= REQUEST =
Can you give all the records again without altering a single character?

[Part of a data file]
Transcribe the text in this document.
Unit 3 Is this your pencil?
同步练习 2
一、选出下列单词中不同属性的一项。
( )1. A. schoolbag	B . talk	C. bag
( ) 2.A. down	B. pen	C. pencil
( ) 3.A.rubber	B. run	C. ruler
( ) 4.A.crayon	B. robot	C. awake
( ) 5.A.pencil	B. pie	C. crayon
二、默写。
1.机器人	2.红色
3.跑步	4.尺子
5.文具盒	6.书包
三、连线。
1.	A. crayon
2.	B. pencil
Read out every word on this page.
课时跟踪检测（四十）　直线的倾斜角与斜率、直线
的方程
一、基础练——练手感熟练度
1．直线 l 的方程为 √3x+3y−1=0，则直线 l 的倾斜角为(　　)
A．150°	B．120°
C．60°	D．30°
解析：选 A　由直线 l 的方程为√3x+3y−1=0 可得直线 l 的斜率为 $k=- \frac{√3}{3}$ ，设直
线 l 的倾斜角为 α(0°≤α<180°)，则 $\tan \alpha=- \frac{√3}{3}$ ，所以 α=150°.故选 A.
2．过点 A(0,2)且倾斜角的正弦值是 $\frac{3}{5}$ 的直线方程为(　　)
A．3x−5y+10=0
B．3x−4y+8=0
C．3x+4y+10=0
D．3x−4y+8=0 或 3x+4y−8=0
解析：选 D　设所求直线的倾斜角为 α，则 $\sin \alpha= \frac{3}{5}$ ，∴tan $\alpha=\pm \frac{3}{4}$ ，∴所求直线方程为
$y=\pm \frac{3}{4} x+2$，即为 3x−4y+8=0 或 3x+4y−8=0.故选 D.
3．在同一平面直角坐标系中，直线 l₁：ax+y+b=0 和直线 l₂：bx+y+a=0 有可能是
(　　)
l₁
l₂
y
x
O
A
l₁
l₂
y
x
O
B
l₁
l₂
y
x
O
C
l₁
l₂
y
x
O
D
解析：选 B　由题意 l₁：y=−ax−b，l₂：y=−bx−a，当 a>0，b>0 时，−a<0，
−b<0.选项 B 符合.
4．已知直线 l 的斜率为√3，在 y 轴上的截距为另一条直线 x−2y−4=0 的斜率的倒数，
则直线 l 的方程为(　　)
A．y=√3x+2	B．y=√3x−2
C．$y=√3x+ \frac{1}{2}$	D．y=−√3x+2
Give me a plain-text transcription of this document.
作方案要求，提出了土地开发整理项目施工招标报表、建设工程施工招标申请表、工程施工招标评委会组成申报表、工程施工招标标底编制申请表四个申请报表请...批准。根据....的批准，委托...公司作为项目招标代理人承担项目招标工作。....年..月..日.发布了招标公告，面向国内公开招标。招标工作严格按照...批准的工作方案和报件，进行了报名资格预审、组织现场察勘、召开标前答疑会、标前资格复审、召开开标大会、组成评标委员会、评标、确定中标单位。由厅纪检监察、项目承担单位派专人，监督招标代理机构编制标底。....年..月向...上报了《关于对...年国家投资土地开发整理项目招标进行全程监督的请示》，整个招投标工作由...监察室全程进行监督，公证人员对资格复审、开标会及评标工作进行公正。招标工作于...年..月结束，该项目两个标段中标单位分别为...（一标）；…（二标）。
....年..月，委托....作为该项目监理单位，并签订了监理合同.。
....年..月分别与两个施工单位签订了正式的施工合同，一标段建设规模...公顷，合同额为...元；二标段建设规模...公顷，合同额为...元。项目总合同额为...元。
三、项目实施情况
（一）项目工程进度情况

= SOLUTION =
Transcribe the text in this document.
Unit 3 Is this your pencil?
同步练习 2
一、选出下列单词中不同属性的一项。
( )1. A. schoolbag	B . talk	C. bag
( ) 2.A. down	B. pen	C. pencil
( ) 3.A.rubber	B. run	C. ruler
( ) 4.A.crayon	B. robot	C. awake
( ) 5.A.pencil	B. pie	C. crayon
二、默写。
1.机器人	2.红色
3.跑步	4.尺子
5.文具盒	6.书包
三、连线。
1.	A. crayon
2.	B. pencil
Read out every word on this page.
课时跟踪检测（四十）　直线的倾斜角与斜率、直线
的方程
一、基础练——练手感熟练度
1．直线 l 的方程为 √3x+3y−1=0，则直线 l 的倾斜角为(　　)
A．150°	B．120°
C．60°	D．30°
解析：选 A　由直线 l 的方程为√3x+3y−1=0 可得直线 l 的斜率为 $k=- \frac{√3}{3}$ ，设直
线 l 的倾斜角为 α(0°≤α<180°)，则 $\tan \alpha=- \frac{√3}{3}$ ，所以 α=150°.故选 A.
2．过点 A(0,2)且倾斜角的正弦值是 $\frac{3}{5}$ 的直线方程为(　　)
A．3x−5y+10=0
B．3x−4y+8=0
C．3x+4y+10=0
D．3x−4y+8=0 或 3x+4y−8=0
解析：选 D　设所求直线的倾斜角为 α，则 $\sin \alpha= \frac{3}{5}$ ，∴tan $\alpha=\pm \frac{3}{4}$ ，∴所求直线方程为
$y=\pm \frac{3}{4} x+2$，即为 3x−4y+8=0 或 3x+4y−8=0.故选 D.
3．在同一平面直角坐标系中，直线 l₁：ax+y+b=0 和直线 l₂：bx+y+a=0 有可能是
(　　)
l₁
l₂
y
x
O
A
l₁
l₂
y
x
O
B
l₁
l₂
y
x
O
C
l₁
l₂
y
x
O
D
解析：选 B　由题意 l₁：y=−ax−b，l₂：y=−bx−a，当 a>0，b>0 时，−a<0，
−b<0.选项 B 符合.
4．已知直线 l 的斜率为√3，在 y 轴上的截距为另一条直线 x−2y−4=0 的斜率的倒数，
则直线 l 的方程为(　　)
A．y=√3x+2	B．y=√3x−2
C．$y=√3x+ \frac{1}{2}$	D．y=−√3x+2
Give me a plain-text transcription of this document.
作方案要求，提出了土地开发整理项目施工招标报表、建设工程施工招标申请表、工程施工招标评委会组成申报表、工程施工招标标底编制申请表四个申请报表请...批准。根据....的批准，委托...公司作为项目招标代理人承担项目招标工作。....年..月..日.发布了招标公告，面向国内公开招标。招标工作严格按照...批准的工作方案和报件，进行了报名资格预审、组织现场察勘、召开标前答疑会、标前资格复审、召开开标大会、组成评标委员会、评标、确定中标单位。由厅纪检监察、项目承担单位派专人，监督招标代理机构编制标底。....年..月向...上报了《关于对...年国家投资土地开发整理项目招标进行全程监督的请示》，整个招投标工作由...监察室全程进行监督，公证人员对资格复审、开标会及评标工作进行公正。招标工作于...年..月结束，该项目两个标段中标单位分别为...（一标）；…（二标）。
....年..月，委托....作为该项目监理单位，并签订了监理合同.。
....年..月分别与两个施工单位签订了正式的施工合同，一标段建设规模...公顷，合同额为...元；二标段建设规模...公顷，合同额为...元。项目总合同额为...元。
三、项目实施情况
（一）项目工程进度情况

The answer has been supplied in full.